--- EXERCISE MATERIAL ---

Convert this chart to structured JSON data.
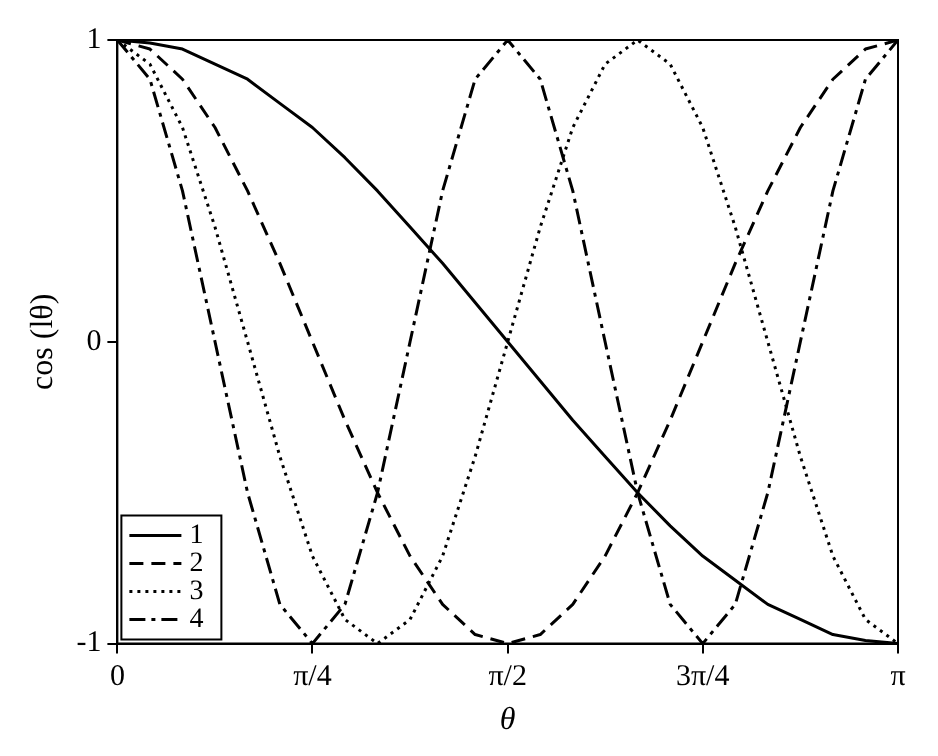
{
  "chart_data": {
    "type": "line",
    "xlabel": "θ",
    "ylabel": "cos (lθ)",
    "xlim": [
      0,
      3.142
    ],
    "xticks": [
      0,
      {
        "value": 0.785,
        "label": "π/4"
      },
      {
        "value": 1.571,
        "label": "π/2"
      },
      {
        "value": 2.356,
        "label": "3π/4"
      },
      {
        "value": 3.142,
        "label": "π"
      }
    ],
    "ylim": [
      -1,
      1
    ],
    "yticks": [
      -1,
      0,
      1
    ],
    "grid": false,
    "legend": "bottom left",
    "marker": "none",
    "x": [
      0,
      0.131,
      0.262,
      0.393,
      0.524,
      0.654,
      0.785,
      0.916,
      1.047,
      1.178,
      1.309,
      1.44,
      1.571,
      1.702,
      1.833,
      1.963,
      2.094,
      2.225,
      2.356,
      2.487,
      2.618,
      2.749,
      2.88,
      3.011,
      3.142
    ],
    "series": [
      {
        "name": "1",
        "color": "#000000",
        "line_style": "solid",
        "values": [
          1,
          0.99,
          0.97,
          0.92,
          0.87,
          0.79,
          0.71,
          0.61,
          0.5,
          0.38,
          0.26,
          0.13,
          0,
          -0.13,
          -0.26,
          -0.38,
          -0.5,
          -0.61,
          -0.71,
          -0.79,
          -0.87,
          -0.92,
          -0.97,
          -0.99,
          -1
        ]
      },
      {
        "name": "2",
        "color": "#000000",
        "line_style": "dashed",
        "values": [
          1,
          0.97,
          0.87,
          0.71,
          0.5,
          0.26,
          0,
          -0.26,
          -0.5,
          -0.71,
          -0.87,
          -0.97,
          -1,
          -0.97,
          -0.87,
          -0.71,
          -0.5,
          -0.26,
          0,
          0.26,
          0.5,
          0.71,
          0.87,
          0.97,
          1
        ]
      },
      {
        "name": "3",
        "color": "#000000",
        "line_style": "dotted",
        "values": [
          1,
          0.92,
          0.71,
          0.38,
          0,
          -0.38,
          -0.71,
          -0.92,
          -1,
          -0.92,
          -0.71,
          -0.38,
          0,
          0.38,
          0.71,
          0.92,
          1,
          0.92,
          0.71,
          0.38,
          0,
          -0.38,
          -0.71,
          -0.92,
          -1
        ]
      },
      {
        "name": "4",
        "color": "#000000",
        "line_style": "dashdot",
        "values": [
          1,
          0.87,
          0.5,
          0,
          -0.5,
          -0.87,
          -1,
          -0.87,
          -0.5,
          0,
          0.5,
          0.87,
          1,
          0.87,
          0.5,
          0,
          -0.5,
          -0.87,
          -1,
          -0.87,
          -0.5,
          0,
          0.5,
          0.87,
          1
        ]
      }
    ]
  }
}
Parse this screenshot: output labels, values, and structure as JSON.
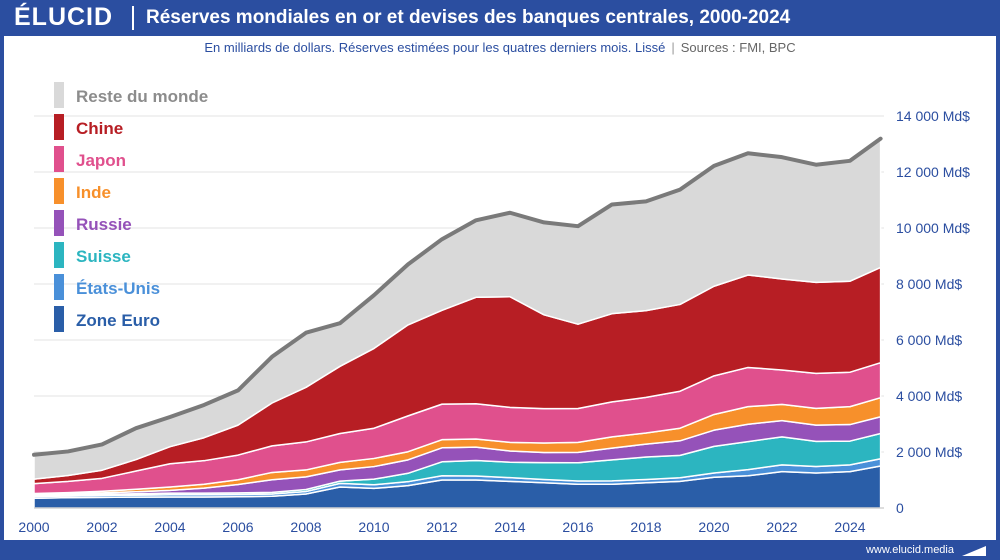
{
  "header": {
    "logo": "ÉLUCID",
    "title": "Réserves mondiales en or et devises des banques centrales, 2000-2024"
  },
  "subtitle": {
    "text": "En milliards de dollars. Réserves estimées pour les quatres derniers mois. Lissé",
    "separator": "|",
    "sources": "Sources : FMI, BPC"
  },
  "footer": {
    "url": "www.elucid.media"
  },
  "chart_data": {
    "type": "area",
    "stacked": true,
    "title": "Réserves mondiales en or et devises des banques centrales, 2000-2024",
    "unit": "Md$",
    "x": [
      2000,
      2001,
      2002,
      2003,
      2004,
      2005,
      2006,
      2007,
      2008,
      2009,
      2010,
      2011,
      2012,
      2013,
      2014,
      2015,
      2016,
      2017,
      2018,
      2019,
      2020,
      2021,
      2022,
      2023,
      2024,
      2024.9
    ],
    "xlim": [
      2000,
      2025
    ],
    "ylim": [
      0,
      15000
    ],
    "x_ticks": [
      2000,
      2002,
      2004,
      2006,
      2008,
      2010,
      2012,
      2014,
      2016,
      2018,
      2020,
      2022,
      2024
    ],
    "x_tick_labels": [
      "2000",
      "2002",
      "2004",
      "2006",
      "2008",
      "2010",
      "2012",
      "2014",
      "2016",
      "2018",
      "2020",
      "2022",
      "2024"
    ],
    "y_ticks": [
      0,
      2000,
      4000,
      6000,
      8000,
      10000,
      12000,
      14000
    ],
    "y_tick_labels": [
      "0",
      "2 000 Md$",
      "4 000 Md$",
      "6 000 Md$",
      "8 000 Md$",
      "10 000 Md$",
      "12 000 Md$",
      "14 000 Md$"
    ],
    "series": [
      {
        "name": "Zone Euro",
        "color": "#2a5ea8",
        "values": [
          350,
          370,
          380,
          390,
          395,
          395,
          400,
          420,
          500,
          750,
          700,
          800,
          1000,
          1000,
          950,
          900,
          850,
          850,
          900,
          950,
          1100,
          1150,
          1300,
          1250,
          1300,
          1500
        ]
      },
      {
        "name": "États-Unis",
        "color": "#4a90d9",
        "values": [
          60,
          60,
          70,
          70,
          80,
          80,
          80,
          80,
          90,
          130,
          130,
          140,
          150,
          145,
          135,
          120,
          115,
          120,
          120,
          130,
          150,
          220,
          240,
          230,
          240,
          260
        ]
      },
      {
        "name": "Suisse",
        "color": "#2cb5c0",
        "values": [
          40,
          40,
          40,
          50,
          55,
          55,
          60,
          60,
          70,
          80,
          200,
          300,
          500,
          550,
          550,
          600,
          650,
          750,
          800,
          800,
          950,
          1000,
          1000,
          900,
          850,
          900
        ]
      },
      {
        "name": "Russie",
        "color": "#9552b9",
        "values": [
          30,
          40,
          50,
          70,
          100,
          180,
          300,
          450,
          450,
          400,
          450,
          480,
          500,
          480,
          400,
          360,
          370,
          420,
          460,
          520,
          580,
          620,
          580,
          580,
          590,
          600
        ]
      },
      {
        "name": "Inde",
        "color": "#f7902b",
        "values": [
          40,
          40,
          60,
          90,
          120,
          140,
          170,
          260,
          250,
          270,
          290,
          290,
          290,
          290,
          310,
          340,
          360,
          400,
          400,
          450,
          560,
          630,
          580,
          600,
          640,
          680
        ]
      },
      {
        "name": "Japon",
        "color": "#e0508d",
        "values": [
          350,
          400,
          460,
          650,
          830,
          840,
          880,
          950,
          1000,
          1030,
          1080,
          1280,
          1270,
          1260,
          1250,
          1230,
          1210,
          1250,
          1270,
          1320,
          1380,
          1400,
          1230,
          1250,
          1230,
          1250
        ]
      },
      {
        "name": "Chine",
        "color": "#b71e24",
        "values": [
          160,
          210,
          290,
          410,
          610,
          820,
          1070,
          1530,
          1950,
          2400,
          2850,
          3250,
          3350,
          3800,
          3950,
          3350,
          3010,
          3150,
          3100,
          3100,
          3200,
          3300,
          3250,
          3250,
          3250,
          3400
        ]
      },
      {
        "name": "Reste du monde",
        "color": "#d9d9d9",
        "values": [
          870,
          860,
          920,
          1120,
          1060,
          1170,
          1240,
          1650,
          1950,
          1540,
          1900,
          2160,
          2540,
          2750,
          3000,
          3300,
          3500,
          3900,
          3900,
          4100,
          4300,
          4350,
          4350,
          4200,
          4300,
          4600
        ]
      }
    ],
    "legend": [
      "Reste du monde",
      "Chine",
      "Japon",
      "Inde",
      "Russie",
      "Suisse",
      "États-Unis",
      "Zone Euro"
    ],
    "legend_position": "top-left"
  }
}
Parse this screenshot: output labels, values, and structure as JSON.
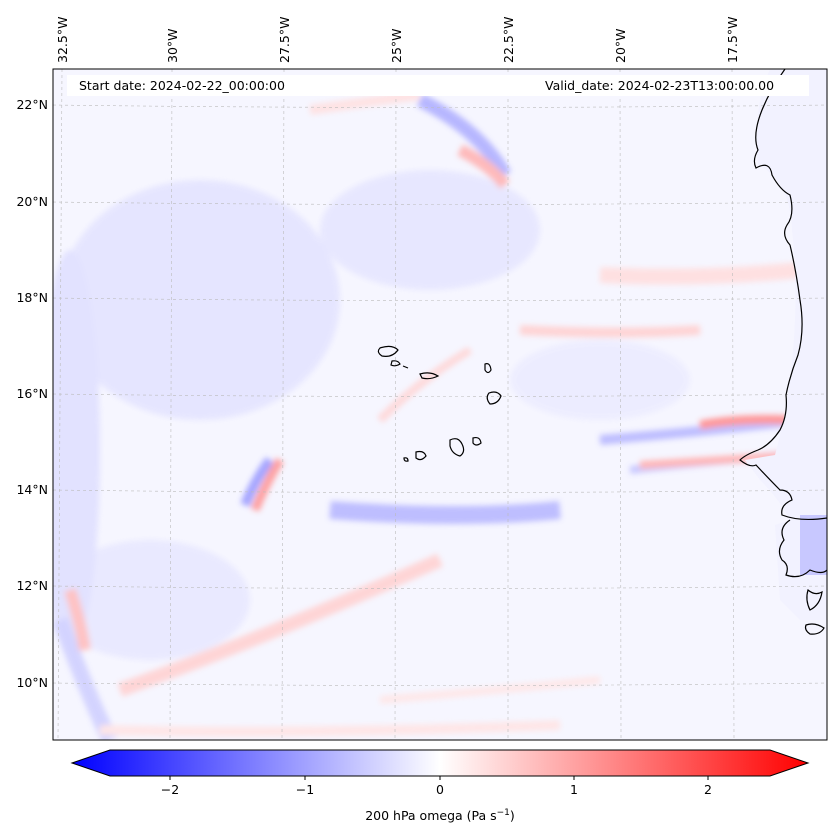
{
  "map": {
    "start_date": "Start date: 2024-02-22_00:00:00",
    "valid_date": "Valid_date: 2024-02-23T13:00:00.00",
    "lon_labels": [
      "32.5°W",
      "30°W",
      "27.5°W",
      "25°W",
      "22.5°W",
      "20°W",
      "17.5°W"
    ],
    "lat_labels": [
      "22°N",
      "20°N",
      "18°N",
      "16°N",
      "14°N",
      "12°N",
      "10°N"
    ],
    "extent": {
      "lon_min": -33.0,
      "lon_max": -15.6,
      "lat_min": 8.8,
      "lat_max": 22.7
    }
  },
  "colorbar": {
    "label_prefix": "200 hPa omega (Pa s",
    "label_exp": "−1",
    "label_suffix": ")",
    "ticks": [
      "−2",
      "−1",
      "0",
      "1",
      "2"
    ],
    "range": [
      -2.6,
      2.6
    ],
    "cmap": "bwr",
    "colors": {
      "min": "#0000ff",
      "mid": "#ffffff",
      "max": "#ff0000"
    }
  }
}
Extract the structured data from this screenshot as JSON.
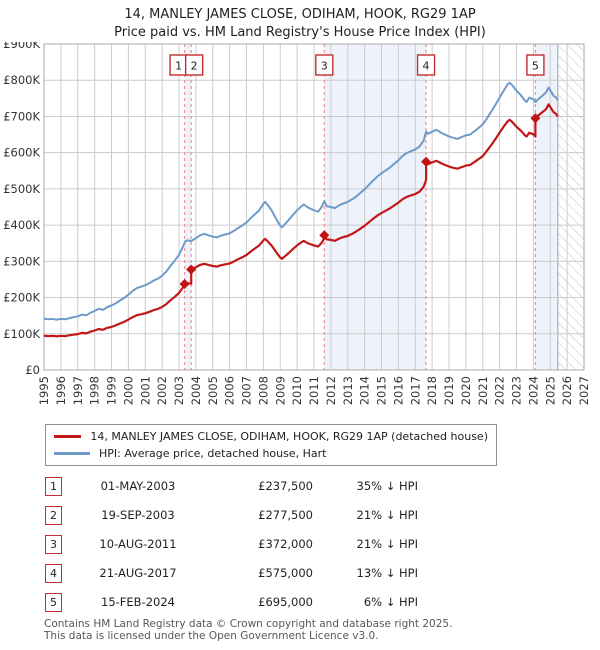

---

SHORT PROBLEM: Report only the count of lines that include the string "left".

REPLY TO THE EXERCISE: 2